What is asked:
Filter the records below and copy every line containing the word "ylabel".

═══ Data for this exercise ═══

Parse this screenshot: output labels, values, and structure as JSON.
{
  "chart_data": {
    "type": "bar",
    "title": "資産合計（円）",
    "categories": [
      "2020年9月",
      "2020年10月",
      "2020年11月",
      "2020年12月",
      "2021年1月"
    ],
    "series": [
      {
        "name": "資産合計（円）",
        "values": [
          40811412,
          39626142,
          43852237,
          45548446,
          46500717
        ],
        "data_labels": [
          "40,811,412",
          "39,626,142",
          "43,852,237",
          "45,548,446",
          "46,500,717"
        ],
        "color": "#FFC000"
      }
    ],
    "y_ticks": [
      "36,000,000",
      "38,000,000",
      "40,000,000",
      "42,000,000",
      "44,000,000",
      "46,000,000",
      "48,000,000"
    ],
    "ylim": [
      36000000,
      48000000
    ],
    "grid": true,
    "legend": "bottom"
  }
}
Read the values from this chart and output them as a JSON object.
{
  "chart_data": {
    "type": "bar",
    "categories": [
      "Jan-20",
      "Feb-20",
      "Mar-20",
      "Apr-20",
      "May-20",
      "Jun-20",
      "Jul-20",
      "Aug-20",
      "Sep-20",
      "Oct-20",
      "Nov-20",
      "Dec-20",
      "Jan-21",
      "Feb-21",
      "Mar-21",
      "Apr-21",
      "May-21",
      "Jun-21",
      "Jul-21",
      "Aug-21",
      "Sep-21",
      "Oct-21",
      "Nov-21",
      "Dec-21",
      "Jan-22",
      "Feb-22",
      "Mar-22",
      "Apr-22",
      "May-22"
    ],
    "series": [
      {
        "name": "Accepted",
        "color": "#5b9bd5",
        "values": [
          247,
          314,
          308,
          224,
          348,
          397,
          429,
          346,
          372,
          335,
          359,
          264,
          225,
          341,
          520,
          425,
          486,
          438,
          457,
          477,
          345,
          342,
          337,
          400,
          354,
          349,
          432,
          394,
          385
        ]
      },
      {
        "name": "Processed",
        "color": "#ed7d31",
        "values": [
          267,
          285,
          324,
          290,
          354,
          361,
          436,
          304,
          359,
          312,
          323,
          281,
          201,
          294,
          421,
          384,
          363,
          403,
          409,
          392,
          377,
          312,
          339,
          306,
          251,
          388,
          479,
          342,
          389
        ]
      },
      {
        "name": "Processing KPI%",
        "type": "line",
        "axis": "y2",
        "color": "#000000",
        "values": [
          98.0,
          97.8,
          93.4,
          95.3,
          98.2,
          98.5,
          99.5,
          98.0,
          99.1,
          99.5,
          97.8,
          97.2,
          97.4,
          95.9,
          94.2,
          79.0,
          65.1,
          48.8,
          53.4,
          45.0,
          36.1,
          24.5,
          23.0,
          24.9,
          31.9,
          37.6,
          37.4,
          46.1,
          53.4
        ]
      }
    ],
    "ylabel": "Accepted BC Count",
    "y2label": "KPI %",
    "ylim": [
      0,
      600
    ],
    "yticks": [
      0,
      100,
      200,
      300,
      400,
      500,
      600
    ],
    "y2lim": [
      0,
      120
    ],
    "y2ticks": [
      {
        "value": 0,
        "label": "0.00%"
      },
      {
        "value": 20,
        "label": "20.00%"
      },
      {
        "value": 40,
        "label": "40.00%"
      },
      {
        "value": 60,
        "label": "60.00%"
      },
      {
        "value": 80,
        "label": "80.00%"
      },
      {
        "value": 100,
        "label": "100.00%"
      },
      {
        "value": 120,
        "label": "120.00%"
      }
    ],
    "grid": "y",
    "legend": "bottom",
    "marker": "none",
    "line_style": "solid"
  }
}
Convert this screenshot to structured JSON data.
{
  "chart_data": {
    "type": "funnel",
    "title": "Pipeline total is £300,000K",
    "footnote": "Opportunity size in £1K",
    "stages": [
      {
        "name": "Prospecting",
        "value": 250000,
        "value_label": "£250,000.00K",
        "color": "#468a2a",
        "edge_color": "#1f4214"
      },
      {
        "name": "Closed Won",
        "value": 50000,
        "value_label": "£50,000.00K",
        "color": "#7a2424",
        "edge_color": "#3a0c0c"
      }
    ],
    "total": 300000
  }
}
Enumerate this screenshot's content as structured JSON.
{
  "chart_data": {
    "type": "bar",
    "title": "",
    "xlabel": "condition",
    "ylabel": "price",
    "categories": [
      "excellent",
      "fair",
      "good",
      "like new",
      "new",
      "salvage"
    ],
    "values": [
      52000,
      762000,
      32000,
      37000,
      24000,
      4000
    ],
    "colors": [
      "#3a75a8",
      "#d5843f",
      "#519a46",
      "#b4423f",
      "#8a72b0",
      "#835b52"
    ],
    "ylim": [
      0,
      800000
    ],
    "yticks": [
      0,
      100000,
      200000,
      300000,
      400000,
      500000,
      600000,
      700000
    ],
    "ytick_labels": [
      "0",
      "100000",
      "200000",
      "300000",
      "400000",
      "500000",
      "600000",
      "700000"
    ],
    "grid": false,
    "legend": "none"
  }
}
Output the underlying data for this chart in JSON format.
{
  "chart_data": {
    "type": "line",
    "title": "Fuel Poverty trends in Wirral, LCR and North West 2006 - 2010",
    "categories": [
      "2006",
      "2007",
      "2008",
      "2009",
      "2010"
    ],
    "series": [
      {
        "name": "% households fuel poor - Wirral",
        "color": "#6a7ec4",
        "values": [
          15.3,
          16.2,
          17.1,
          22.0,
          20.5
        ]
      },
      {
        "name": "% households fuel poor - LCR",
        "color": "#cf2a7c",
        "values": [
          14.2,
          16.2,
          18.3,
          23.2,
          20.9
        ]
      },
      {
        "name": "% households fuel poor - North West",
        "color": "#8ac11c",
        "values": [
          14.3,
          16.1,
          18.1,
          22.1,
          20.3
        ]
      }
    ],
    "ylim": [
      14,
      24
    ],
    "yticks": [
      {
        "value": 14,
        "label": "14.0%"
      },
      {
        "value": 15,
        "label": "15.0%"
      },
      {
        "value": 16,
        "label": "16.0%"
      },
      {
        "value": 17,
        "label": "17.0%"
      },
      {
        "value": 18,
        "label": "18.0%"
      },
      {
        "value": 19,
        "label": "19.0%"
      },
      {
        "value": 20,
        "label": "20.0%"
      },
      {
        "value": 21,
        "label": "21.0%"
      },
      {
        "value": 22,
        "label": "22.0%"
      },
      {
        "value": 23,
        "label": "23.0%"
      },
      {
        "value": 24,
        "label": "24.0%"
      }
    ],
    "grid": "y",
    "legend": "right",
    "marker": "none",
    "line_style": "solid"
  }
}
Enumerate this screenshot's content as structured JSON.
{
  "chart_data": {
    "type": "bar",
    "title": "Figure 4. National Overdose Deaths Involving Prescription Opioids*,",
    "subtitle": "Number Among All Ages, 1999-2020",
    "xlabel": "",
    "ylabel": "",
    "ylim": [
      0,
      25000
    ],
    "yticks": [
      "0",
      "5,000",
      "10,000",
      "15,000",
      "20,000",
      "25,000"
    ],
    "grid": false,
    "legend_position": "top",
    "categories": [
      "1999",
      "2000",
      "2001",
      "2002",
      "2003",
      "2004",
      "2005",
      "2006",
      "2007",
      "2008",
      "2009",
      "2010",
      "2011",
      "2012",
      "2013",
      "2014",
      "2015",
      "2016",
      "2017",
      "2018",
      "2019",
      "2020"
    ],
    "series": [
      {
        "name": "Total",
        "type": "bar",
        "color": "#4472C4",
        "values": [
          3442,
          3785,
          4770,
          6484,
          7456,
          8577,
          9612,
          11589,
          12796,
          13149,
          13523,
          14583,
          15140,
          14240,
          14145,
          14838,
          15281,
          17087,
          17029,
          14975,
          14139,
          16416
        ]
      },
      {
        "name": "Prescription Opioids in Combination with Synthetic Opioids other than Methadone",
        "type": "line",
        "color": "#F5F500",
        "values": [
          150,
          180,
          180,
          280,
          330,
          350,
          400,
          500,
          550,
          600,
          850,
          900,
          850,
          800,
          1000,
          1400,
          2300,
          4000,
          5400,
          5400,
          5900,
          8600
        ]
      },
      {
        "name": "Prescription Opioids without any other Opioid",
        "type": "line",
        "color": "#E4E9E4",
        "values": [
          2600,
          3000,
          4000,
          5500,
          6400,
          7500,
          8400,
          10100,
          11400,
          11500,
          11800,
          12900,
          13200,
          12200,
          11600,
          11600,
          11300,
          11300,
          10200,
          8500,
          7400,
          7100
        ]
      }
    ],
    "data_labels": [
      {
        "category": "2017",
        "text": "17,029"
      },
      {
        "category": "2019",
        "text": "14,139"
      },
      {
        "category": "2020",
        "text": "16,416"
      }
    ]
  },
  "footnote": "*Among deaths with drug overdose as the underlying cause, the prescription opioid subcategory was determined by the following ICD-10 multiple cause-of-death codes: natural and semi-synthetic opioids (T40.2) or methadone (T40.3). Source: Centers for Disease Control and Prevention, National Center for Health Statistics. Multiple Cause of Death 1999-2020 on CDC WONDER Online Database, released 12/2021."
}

═══

Finished answer:
    "ylabel": "Accepted BC Count",
    "ylabel": "price",
    "ylabel": "",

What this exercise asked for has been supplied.